DATASET CONTENT:
========================================================================
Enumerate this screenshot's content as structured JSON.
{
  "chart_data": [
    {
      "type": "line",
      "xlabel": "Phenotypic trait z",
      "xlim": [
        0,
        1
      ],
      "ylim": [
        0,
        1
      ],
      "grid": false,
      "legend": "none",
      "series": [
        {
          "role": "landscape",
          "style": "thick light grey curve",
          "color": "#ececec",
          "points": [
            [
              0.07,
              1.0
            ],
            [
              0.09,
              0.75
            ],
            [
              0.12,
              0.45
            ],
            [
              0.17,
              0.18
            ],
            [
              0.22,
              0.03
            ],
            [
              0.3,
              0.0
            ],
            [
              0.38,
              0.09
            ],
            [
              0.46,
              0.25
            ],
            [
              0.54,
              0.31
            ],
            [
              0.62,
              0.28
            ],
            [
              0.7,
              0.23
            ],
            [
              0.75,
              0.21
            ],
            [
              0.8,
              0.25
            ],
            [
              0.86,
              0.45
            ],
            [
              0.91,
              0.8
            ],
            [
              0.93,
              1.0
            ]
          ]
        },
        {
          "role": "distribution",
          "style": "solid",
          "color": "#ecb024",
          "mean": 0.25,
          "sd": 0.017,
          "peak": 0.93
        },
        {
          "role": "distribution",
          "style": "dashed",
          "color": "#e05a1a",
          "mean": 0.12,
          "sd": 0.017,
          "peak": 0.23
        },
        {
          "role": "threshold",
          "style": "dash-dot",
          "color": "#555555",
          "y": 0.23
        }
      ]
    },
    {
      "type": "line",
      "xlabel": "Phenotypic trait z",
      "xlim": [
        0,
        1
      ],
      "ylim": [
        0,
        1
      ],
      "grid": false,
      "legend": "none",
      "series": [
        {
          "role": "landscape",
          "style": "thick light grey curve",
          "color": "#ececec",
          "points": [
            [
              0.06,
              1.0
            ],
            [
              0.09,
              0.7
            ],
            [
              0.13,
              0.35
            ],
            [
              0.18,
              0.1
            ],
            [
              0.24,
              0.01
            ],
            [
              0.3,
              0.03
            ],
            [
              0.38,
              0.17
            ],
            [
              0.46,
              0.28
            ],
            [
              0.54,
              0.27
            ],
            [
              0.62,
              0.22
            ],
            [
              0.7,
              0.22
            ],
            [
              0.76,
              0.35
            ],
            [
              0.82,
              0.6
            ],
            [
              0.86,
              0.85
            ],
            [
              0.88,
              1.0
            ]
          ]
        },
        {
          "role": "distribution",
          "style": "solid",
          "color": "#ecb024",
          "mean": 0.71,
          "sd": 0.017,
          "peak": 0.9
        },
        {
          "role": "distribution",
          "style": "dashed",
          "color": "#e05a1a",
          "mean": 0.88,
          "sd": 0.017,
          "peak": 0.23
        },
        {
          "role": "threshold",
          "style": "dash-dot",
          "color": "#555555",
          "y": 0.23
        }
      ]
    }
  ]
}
========================================================================
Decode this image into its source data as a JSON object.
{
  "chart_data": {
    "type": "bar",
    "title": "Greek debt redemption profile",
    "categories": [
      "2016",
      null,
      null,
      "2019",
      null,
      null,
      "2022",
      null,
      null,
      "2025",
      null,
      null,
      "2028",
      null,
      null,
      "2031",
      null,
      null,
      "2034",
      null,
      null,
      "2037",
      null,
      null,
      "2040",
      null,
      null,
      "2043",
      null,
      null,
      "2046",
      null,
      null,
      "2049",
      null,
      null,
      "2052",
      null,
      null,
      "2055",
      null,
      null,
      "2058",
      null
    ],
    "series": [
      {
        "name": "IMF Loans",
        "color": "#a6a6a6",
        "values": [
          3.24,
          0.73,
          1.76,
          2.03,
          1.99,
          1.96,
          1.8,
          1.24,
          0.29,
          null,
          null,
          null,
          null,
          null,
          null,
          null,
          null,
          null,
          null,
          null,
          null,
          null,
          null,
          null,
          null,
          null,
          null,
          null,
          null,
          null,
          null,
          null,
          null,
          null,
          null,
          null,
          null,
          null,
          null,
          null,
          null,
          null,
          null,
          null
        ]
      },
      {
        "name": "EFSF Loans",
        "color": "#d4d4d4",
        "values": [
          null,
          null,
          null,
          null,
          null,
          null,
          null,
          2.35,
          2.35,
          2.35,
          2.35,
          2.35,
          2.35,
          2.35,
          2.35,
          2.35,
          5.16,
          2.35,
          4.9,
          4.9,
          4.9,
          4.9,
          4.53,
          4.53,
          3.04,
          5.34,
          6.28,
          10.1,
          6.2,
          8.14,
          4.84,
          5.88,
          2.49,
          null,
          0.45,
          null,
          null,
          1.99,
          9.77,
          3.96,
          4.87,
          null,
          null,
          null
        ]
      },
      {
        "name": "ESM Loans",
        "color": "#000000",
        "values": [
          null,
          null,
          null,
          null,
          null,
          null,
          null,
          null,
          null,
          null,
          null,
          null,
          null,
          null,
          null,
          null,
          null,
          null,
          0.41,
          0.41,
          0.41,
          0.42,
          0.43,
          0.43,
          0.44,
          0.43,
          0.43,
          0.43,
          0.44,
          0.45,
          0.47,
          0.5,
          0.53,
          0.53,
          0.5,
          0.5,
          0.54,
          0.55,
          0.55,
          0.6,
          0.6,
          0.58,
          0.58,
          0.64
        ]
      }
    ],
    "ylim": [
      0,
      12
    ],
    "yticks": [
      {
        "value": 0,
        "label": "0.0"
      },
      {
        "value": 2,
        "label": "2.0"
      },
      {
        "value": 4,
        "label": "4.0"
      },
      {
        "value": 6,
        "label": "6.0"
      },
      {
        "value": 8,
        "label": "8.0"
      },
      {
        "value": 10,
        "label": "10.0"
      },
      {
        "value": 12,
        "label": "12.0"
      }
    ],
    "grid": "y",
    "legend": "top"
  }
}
========================================================================
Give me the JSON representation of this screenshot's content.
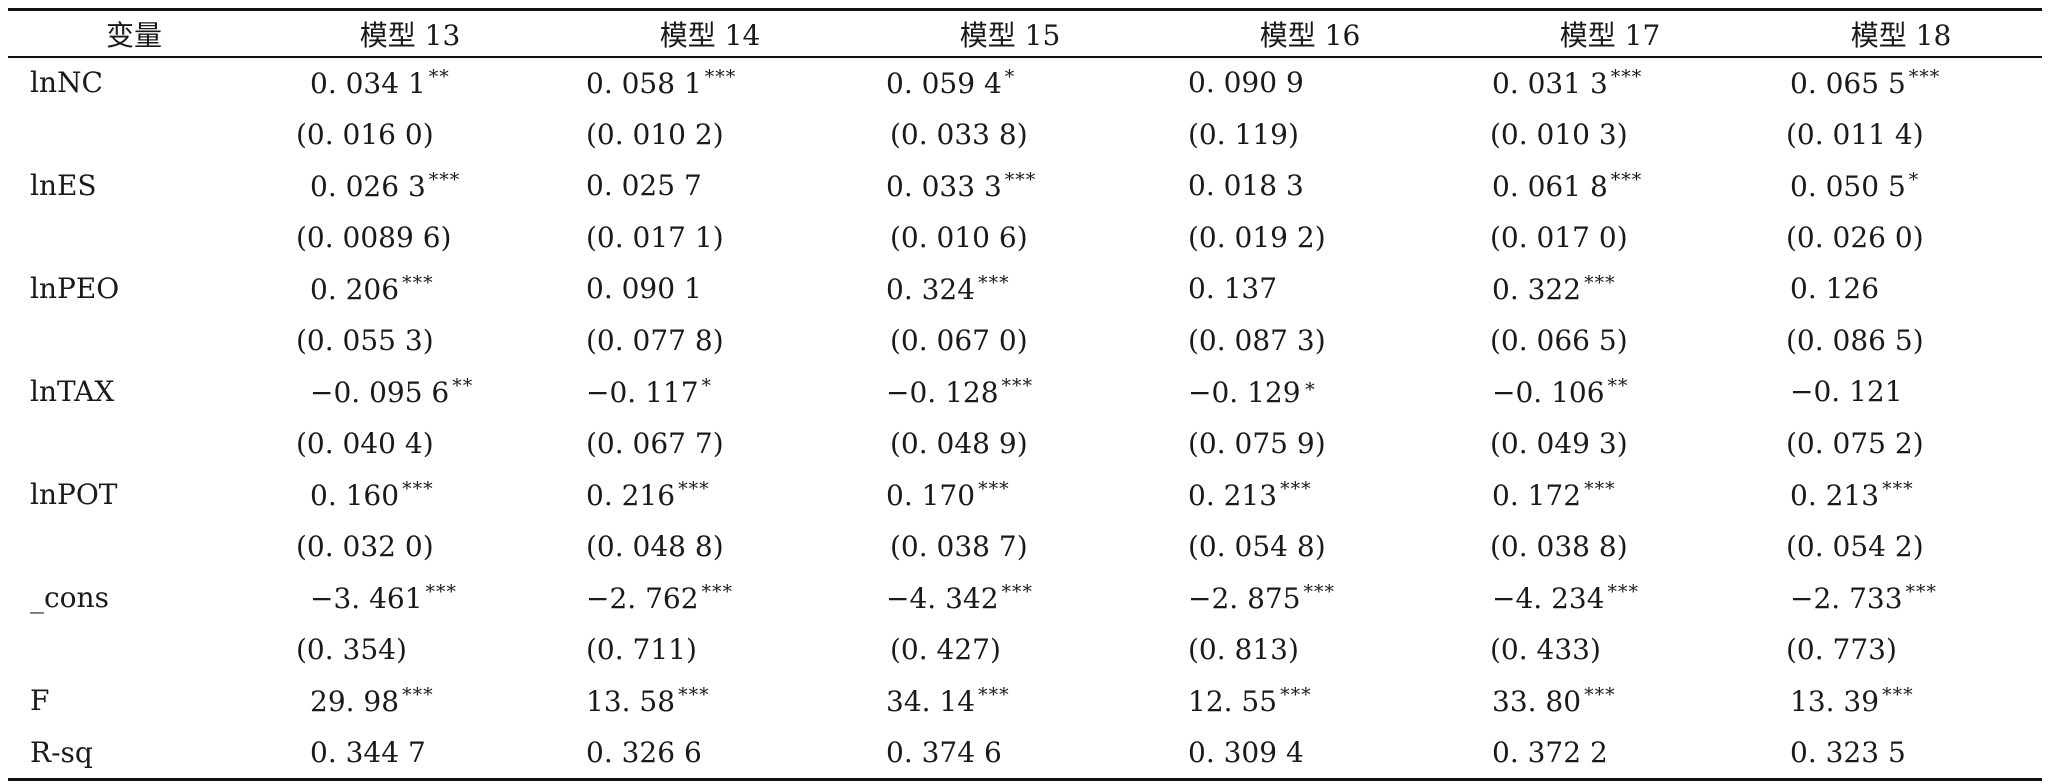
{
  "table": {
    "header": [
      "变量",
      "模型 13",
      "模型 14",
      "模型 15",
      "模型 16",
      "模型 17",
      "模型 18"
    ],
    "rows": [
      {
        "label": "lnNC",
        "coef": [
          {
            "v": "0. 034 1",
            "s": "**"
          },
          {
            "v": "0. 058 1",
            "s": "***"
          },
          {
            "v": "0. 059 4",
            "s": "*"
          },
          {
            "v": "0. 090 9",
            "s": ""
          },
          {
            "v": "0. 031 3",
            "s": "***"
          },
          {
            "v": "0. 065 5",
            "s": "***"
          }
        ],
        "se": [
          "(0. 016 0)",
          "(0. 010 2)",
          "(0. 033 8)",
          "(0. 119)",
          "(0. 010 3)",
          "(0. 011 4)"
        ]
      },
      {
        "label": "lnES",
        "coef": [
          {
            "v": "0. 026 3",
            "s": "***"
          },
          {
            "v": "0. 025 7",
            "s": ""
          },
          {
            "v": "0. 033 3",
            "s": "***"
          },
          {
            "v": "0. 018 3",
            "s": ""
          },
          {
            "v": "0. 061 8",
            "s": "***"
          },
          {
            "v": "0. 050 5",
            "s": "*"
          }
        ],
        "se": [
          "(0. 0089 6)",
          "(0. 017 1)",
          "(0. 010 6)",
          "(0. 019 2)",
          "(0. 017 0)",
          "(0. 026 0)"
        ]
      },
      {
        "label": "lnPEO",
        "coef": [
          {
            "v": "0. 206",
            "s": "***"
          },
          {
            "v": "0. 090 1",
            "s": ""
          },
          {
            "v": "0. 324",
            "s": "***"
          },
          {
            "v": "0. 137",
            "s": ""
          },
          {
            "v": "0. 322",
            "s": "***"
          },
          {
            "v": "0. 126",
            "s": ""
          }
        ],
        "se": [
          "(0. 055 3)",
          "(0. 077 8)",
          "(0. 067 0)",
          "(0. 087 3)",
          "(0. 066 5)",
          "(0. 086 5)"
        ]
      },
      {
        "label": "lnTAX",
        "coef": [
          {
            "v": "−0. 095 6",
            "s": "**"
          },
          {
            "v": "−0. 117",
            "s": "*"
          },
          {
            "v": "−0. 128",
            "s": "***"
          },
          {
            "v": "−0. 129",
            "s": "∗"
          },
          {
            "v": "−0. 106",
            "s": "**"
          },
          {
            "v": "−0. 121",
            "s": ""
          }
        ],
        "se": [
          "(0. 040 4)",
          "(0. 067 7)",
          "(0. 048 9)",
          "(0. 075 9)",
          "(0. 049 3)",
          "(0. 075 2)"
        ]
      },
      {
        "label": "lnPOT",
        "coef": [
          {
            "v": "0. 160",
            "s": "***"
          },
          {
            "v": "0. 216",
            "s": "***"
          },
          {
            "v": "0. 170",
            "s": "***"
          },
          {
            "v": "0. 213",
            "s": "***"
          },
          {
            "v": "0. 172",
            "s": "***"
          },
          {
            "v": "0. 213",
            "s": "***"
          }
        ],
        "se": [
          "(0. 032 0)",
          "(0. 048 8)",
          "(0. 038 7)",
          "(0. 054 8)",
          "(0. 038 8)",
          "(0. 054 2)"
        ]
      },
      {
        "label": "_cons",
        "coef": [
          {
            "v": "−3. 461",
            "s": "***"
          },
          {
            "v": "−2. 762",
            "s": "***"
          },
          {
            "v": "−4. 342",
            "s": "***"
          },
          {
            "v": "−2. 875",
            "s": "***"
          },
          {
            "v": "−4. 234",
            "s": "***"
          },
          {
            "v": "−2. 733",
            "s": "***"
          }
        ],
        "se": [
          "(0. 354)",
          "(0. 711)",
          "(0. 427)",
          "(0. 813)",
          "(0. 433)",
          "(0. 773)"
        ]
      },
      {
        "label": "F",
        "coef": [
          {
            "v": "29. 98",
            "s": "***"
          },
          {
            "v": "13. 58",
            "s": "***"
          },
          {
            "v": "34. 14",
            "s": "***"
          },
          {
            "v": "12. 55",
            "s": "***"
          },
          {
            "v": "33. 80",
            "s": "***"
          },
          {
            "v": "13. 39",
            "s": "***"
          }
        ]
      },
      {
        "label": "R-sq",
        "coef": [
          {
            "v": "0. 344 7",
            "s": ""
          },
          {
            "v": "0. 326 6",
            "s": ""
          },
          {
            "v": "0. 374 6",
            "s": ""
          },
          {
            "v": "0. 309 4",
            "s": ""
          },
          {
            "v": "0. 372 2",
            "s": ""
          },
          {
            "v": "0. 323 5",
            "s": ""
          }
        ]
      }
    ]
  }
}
========================================================================
TO DO:
Indicate how many lines of the material include the word "this"; the number alone is required.

THE ANSWER:
3